▸ What is expected
Without altering anything, output the material below.

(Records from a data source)
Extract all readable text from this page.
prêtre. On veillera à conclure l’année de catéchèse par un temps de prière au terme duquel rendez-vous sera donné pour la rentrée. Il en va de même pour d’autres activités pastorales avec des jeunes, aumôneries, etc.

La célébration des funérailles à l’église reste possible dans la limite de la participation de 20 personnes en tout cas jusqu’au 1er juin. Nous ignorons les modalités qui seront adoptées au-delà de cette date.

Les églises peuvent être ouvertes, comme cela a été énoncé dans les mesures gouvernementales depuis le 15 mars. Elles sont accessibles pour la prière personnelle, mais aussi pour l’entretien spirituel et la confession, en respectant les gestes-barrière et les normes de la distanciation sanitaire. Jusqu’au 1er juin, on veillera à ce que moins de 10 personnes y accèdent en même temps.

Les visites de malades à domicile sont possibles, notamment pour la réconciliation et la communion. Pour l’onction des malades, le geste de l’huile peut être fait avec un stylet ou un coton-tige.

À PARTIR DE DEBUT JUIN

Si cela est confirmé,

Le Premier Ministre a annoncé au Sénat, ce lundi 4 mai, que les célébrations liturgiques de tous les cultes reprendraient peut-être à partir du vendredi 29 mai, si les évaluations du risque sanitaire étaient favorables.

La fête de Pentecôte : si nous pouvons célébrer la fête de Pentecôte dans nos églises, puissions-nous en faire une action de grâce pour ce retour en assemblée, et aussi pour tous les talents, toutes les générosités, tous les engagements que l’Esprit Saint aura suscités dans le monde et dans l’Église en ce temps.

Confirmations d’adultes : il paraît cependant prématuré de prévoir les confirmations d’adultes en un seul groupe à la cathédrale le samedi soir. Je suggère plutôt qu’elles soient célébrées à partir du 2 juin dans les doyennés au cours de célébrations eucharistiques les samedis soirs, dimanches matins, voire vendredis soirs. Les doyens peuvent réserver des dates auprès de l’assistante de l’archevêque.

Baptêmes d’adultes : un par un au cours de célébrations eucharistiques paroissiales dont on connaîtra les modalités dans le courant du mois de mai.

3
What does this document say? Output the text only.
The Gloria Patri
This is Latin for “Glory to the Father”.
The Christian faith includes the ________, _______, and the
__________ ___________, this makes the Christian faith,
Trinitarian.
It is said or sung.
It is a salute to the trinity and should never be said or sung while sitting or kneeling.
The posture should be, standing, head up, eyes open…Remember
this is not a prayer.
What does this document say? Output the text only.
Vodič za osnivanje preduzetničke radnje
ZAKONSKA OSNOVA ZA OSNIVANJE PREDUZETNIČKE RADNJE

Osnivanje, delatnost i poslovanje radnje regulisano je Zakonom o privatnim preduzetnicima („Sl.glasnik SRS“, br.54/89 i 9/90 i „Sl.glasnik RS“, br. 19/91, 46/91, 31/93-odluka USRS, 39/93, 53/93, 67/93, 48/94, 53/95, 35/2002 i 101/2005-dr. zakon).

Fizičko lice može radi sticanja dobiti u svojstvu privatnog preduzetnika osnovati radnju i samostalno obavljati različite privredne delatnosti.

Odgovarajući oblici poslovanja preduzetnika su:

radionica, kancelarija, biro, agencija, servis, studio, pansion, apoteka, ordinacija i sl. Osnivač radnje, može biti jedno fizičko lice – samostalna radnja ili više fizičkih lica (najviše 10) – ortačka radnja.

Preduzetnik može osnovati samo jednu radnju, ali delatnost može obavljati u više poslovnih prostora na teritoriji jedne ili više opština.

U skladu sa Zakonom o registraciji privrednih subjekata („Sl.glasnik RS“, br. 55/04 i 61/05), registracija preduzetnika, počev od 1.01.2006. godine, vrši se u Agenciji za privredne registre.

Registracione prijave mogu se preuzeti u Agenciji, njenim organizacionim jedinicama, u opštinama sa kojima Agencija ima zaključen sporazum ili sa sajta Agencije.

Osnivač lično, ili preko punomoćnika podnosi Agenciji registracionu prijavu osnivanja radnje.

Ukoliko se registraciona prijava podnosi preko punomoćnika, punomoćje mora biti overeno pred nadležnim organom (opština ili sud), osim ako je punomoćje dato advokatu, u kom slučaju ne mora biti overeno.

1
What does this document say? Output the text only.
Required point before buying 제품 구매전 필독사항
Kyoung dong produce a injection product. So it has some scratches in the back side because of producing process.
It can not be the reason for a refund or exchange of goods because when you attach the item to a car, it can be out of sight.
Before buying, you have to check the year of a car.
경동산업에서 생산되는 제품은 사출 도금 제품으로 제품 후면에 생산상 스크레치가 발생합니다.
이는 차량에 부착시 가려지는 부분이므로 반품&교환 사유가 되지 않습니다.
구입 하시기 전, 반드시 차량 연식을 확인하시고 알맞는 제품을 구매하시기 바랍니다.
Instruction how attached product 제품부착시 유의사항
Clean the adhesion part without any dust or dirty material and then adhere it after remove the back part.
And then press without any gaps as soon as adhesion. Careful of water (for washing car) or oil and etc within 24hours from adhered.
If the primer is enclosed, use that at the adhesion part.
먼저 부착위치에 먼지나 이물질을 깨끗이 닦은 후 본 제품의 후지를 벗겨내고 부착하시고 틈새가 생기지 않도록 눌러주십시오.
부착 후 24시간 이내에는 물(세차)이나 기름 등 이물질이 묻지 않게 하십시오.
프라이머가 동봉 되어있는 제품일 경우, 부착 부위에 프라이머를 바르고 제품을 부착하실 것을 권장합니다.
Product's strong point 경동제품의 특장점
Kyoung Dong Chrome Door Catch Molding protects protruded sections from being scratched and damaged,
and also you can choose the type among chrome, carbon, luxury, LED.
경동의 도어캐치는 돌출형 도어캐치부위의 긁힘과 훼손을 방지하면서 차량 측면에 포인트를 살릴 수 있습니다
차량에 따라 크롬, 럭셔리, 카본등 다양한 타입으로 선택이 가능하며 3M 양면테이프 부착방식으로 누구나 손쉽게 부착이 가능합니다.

▸ Exercise result
Extract all readable text from this page.
prêtre. On veillera à conclure l’année de catéchèse par un temps de prière au terme duquel rendez-vous sera donné pour la rentrée. Il en va de même pour d’autres activités pastorales avec des jeunes, aumôneries, etc.

La célébration des funérailles à l’église reste possible dans la limite de la participation de 20 personnes en tout cas jusqu’au 1er juin. Nous ignorons les modalités qui seront adoptées au-delà de cette date.

Les églises peuvent être ouvertes, comme cela a été énoncé dans les mesures gouvernementales depuis le 15 mars. Elles sont accessibles pour la prière personnelle, mais aussi pour l’entretien spirituel et la confession, en respectant les gestes-barrière et les normes de la distanciation sanitaire. Jusqu’au 1er juin, on veillera à ce que moins de 10 personnes y accèdent en même temps.

Les visites de malades à domicile sont possibles, notamment pour la réconciliation et la communion. Pour l’onction des malades, le geste de l’huile peut être fait avec un stylet ou un coton-tige.

À PARTIR DE DEBUT JUIN

Si cela est confirmé,

Le Premier Ministre a annoncé au Sénat, ce lundi 4 mai, que les célébrations liturgiques de tous les cultes reprendraient peut-être à partir du vendredi 29 mai, si les évaluations du risque sanitaire étaient favorables.

La fête de Pentecôte : si nous pouvons célébrer la fête de Pentecôte dans nos églises, puissions-nous en faire une action de grâce pour ce retour en assemblée, et aussi pour tous les talents, toutes les générosités, tous les engagements que l’Esprit Saint aura suscités dans le monde et dans l’Église en ce temps.

Confirmations d’adultes : il paraît cependant prématuré de prévoir les confirmations d’adultes en un seul groupe à la cathédrale le samedi soir. Je suggère plutôt qu’elles soient célébrées à partir du 2 juin dans les doyennés au cours de célébrations eucharistiques les samedis soirs, dimanches matins, voire vendredis soirs. Les doyens peuvent réserver des dates auprès de l’assistante de l’archevêque.

Baptêmes d’adultes : un par un au cours de célébrations eucharistiques paroissiales dont on connaîtra les modalités dans le courant du mois de mai.

3
What does this document say? Output the text only.
The Gloria Patri
This is Latin for “Glory to the Father”.
The Christian faith includes the ________, _______, and the
__________ ___________, this makes the Christian faith,
Trinitarian.
It is said or sung.
It is a salute to the trinity and should never be said or sung while sitting or kneeling.
The posture should be, standing, head up, eyes open…Remember
this is not a prayer.
What does this document say? Output the text only.
Vodič za osnivanje preduzetničke radnje
ZAKONSKA OSNOVA ZA OSNIVANJE PREDUZETNIČKE RADNJE

Osnivanje, delatnost i poslovanje radnje regulisano je Zakonom o privatnim preduzetnicima („Sl.glasnik SRS“, br.54/89 i 9/90 i „Sl.glasnik RS“, br. 19/91, 46/91, 31/93-odluka USRS, 39/93, 53/93, 67/93, 48/94, 53/95, 35/2002 i 101/2005-dr. zakon).

Fizičko lice može radi sticanja dobiti u svojstvu privatnog preduzetnika osnovati radnju i samostalno obavljati različite privredne delatnosti.

Odgovarajući oblici poslovanja preduzetnika su:

radionica, kancelarija, biro, agencija, servis, studio, pansion, apoteka, ordinacija i sl. Osnivač radnje, može biti jedno fizičko lice – samostalna radnja ili više fizičkih lica (najviše 10) – ortačka radnja.

Preduzetnik može osnovati samo jednu radnju, ali delatnost može obavljati u više poslovnih prostora na teritoriji jedne ili više opština.

U skladu sa Zakonom o registraciji privrednih subjekata („Sl.glasnik RS“, br. 55/04 i 61/05), registracija preduzetnika, počev od 1.01.2006. godine, vrši se u Agenciji za privredne registre.

Registracione prijave mogu se preuzeti u Agenciji, njenim organizacionim jedinicama, u opštinama sa kojima Agencija ima zaključen sporazum ili sa sajta Agencije.

Osnivač lično, ili preko punomoćnika podnosi Agenciji registracionu prijavu osnivanja radnje.

Ukoliko se registraciona prijava podnosi preko punomoćnika, punomoćje mora biti overeno pred nadležnim organom (opština ili sud), osim ako je punomoćje dato advokatu, u kom slučaju ne mora biti overeno.

1
What does this document say? Output the text only.
Required point before buying 제품 구매전 필독사항
Kyoung dong produce a injection product. So it has some scratches in the back side because of producing process.
It can not be the reason for a refund or exchange of goods because when you attach the item to a car, it can be out of sight.
Before buying, you have to check the year of a car.
경동산업에서 생산되는 제품은 사출 도금 제품으로 제품 후면에 생산상 스크레치가 발생합니다.
이는 차량에 부착시 가려지는 부분이므로 반품&교환 사유가 되지 않습니다.
구입 하시기 전, 반드시 차량 연식을 확인하시고 알맞는 제품을 구매하시기 바랍니다.
Instruction how attached product 제품부착시 유의사항
Clean the adhesion part without any dust or dirty material and then adhere it after remove the back part.
And then press without any gaps as soon as adhesion. Careful of water (for washing car) or oil and etc within 24hours from adhered.
If the primer is enclosed, use that at the adhesion part.
먼저 부착위치에 먼지나 이물질을 깨끗이 닦은 후 본 제품의 후지를 벗겨내고 부착하시고 틈새가 생기지 않도록 눌러주십시오.
부착 후 24시간 이내에는 물(세차)이나 기름 등 이물질이 묻지 않게 하십시오.
프라이머가 동봉 되어있는 제품일 경우, 부착 부위에 프라이머를 바르고 제품을 부착하실 것을 권장합니다.
Product's strong point 경동제품의 특장점
Kyoung Dong Chrome Door Catch Molding protects protruded sections from being scratched and damaged,
and also you can choose the type among chrome, carbon, luxury, LED.
경동의 도어캐치는 돌출형 도어캐치부위의 긁힘과 훼손을 방지하면서 차량 측면에 포인트를 살릴 수 있습니다
차량에 따라 크롬, 럭셔리, 카본등 다양한 타입으로 선택이 가능하며 3M 양면테이프 부착방식으로 누구나 손쉽게 부착이 가능합니다.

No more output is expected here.